THE REQUEST —
Take the material below and retype it in full; pictures are left out.

* BEGIN *

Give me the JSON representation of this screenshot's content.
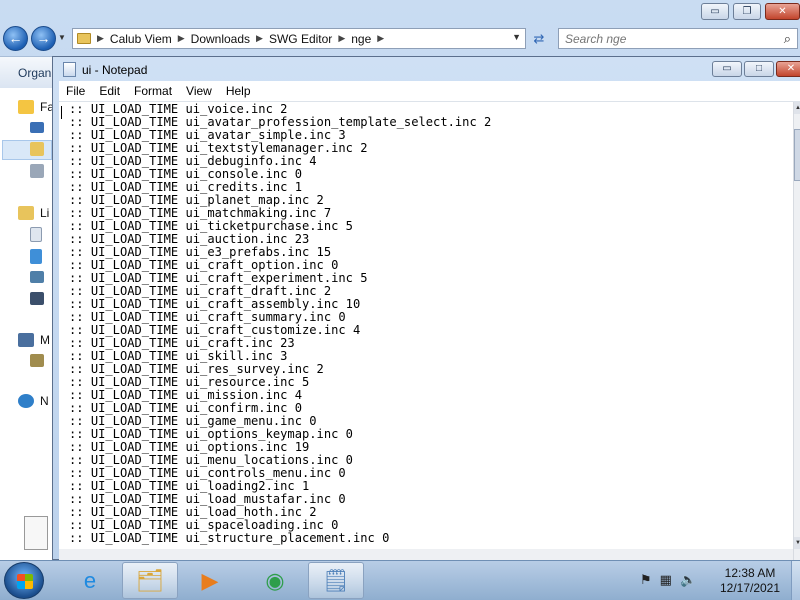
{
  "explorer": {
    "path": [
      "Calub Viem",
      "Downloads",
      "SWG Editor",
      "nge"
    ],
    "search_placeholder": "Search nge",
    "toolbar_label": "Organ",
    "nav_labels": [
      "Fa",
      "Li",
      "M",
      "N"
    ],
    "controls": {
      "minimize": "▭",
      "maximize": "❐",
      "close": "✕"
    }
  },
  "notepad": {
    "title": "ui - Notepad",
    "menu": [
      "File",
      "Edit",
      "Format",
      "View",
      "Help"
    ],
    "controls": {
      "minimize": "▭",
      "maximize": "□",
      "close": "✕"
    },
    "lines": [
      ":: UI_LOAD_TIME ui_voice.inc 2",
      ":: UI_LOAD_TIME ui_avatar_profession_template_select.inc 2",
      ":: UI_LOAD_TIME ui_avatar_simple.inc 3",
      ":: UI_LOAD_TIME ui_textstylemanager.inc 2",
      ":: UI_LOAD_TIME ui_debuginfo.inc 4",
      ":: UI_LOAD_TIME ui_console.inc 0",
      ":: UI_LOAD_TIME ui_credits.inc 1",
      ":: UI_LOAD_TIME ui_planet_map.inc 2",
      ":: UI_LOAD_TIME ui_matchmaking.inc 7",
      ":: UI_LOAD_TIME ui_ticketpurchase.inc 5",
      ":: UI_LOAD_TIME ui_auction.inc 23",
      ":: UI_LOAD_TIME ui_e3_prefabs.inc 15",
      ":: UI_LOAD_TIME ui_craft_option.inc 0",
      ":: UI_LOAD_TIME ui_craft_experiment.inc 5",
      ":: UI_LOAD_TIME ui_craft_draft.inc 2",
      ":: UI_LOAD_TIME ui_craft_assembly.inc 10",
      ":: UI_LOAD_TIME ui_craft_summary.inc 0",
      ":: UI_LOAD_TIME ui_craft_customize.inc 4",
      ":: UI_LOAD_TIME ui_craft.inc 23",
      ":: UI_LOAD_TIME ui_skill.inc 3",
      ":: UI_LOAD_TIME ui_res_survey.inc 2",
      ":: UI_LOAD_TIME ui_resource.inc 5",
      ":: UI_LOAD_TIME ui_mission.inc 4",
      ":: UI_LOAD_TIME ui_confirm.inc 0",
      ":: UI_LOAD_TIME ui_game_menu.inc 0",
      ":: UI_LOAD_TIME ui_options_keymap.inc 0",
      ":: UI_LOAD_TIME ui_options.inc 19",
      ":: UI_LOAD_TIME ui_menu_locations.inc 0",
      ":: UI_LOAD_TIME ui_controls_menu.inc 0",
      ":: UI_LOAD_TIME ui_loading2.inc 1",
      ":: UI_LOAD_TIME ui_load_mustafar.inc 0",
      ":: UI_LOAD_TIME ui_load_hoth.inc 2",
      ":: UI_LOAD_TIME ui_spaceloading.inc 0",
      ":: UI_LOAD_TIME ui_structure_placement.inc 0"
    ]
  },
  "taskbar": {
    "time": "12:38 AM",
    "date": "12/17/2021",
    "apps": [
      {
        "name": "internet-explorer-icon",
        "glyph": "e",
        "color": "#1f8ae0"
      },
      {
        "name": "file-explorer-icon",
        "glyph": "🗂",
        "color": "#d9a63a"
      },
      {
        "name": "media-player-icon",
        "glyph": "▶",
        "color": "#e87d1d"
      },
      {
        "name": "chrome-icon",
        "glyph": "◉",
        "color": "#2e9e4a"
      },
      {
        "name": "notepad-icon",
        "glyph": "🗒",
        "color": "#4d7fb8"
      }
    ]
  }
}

* END *

RIGHT ANSWER —
Give me the JSON representation of this screenshot's content.
{
  "explorer": {
    "path": [
      "Calub Viem",
      "Downloads",
      "SWG Editor",
      "nge"
    ],
    "search_placeholder": "Search nge",
    "toolbar_label": "Organ",
    "nav_labels": [
      "Fa",
      "Li",
      "M",
      "N"
    ],
    "controls": {
      "minimize": "▭",
      "maximize": "❐",
      "close": "✕"
    }
  },
  "notepad": {
    "title": "ui - Notepad",
    "menu": [
      "File",
      "Edit",
      "Format",
      "View",
      "Help"
    ],
    "controls": {
      "minimize": "▭",
      "maximize": "□",
      "close": "✕"
    },
    "lines": [
      ":: UI_LOAD_TIME ui_voice.inc 2",
      ":: UI_LOAD_TIME ui_avatar_profession_template_select.inc 2",
      ":: UI_LOAD_TIME ui_avatar_simple.inc 3",
      ":: UI_LOAD_TIME ui_textstylemanager.inc 2",
      ":: UI_LOAD_TIME ui_debuginfo.inc 4",
      ":: UI_LOAD_TIME ui_console.inc 0",
      ":: UI_LOAD_TIME ui_credits.inc 1",
      ":: UI_LOAD_TIME ui_planet_map.inc 2",
      ":: UI_LOAD_TIME ui_matchmaking.inc 7",
      ":: UI_LOAD_TIME ui_ticketpurchase.inc 5",
      ":: UI_LOAD_TIME ui_auction.inc 23",
      ":: UI_LOAD_TIME ui_e3_prefabs.inc 15",
      ":: UI_LOAD_TIME ui_craft_option.inc 0",
      ":: UI_LOAD_TIME ui_craft_experiment.inc 5",
      ":: UI_LOAD_TIME ui_craft_draft.inc 2",
      ":: UI_LOAD_TIME ui_craft_assembly.inc 10",
      ":: UI_LOAD_TIME ui_craft_summary.inc 0",
      ":: UI_LOAD_TIME ui_craft_customize.inc 4",
      ":: UI_LOAD_TIME ui_craft.inc 23",
      ":: UI_LOAD_TIME ui_skill.inc 3",
      ":: UI_LOAD_TIME ui_res_survey.inc 2",
      ":: UI_LOAD_TIME ui_resource.inc 5",
      ":: UI_LOAD_TIME ui_mission.inc 4",
      ":: UI_LOAD_TIME ui_confirm.inc 0",
      ":: UI_LOAD_TIME ui_game_menu.inc 0",
      ":: UI_LOAD_TIME ui_options_keymap.inc 0",
      ":: UI_LOAD_TIME ui_options.inc 19",
      ":: UI_LOAD_TIME ui_menu_locations.inc 0",
      ":: UI_LOAD_TIME ui_controls_menu.inc 0",
      ":: UI_LOAD_TIME ui_loading2.inc 1",
      ":: UI_LOAD_TIME ui_load_mustafar.inc 0",
      ":: UI_LOAD_TIME ui_load_hoth.inc 2",
      ":: UI_LOAD_TIME ui_spaceloading.inc 0",
      ":: UI_LOAD_TIME ui_structure_placement.inc 0"
    ]
  },
  "taskbar": {
    "time": "12:38 AM",
    "date": "12/17/2021",
    "apps": [
      {
        "name": "internet-explorer-icon",
        "glyph": "e",
        "color": "#1f8ae0"
      },
      {
        "name": "file-explorer-icon",
        "glyph": "🗂",
        "color": "#d9a63a"
      },
      {
        "name": "media-player-icon",
        "glyph": "▶",
        "color": "#e87d1d"
      },
      {
        "name": "chrome-icon",
        "glyph": "◉",
        "color": "#2e9e4a"
      },
      {
        "name": "notepad-icon",
        "glyph": "🗒",
        "color": "#4d7fb8"
      }
    ]
  }
}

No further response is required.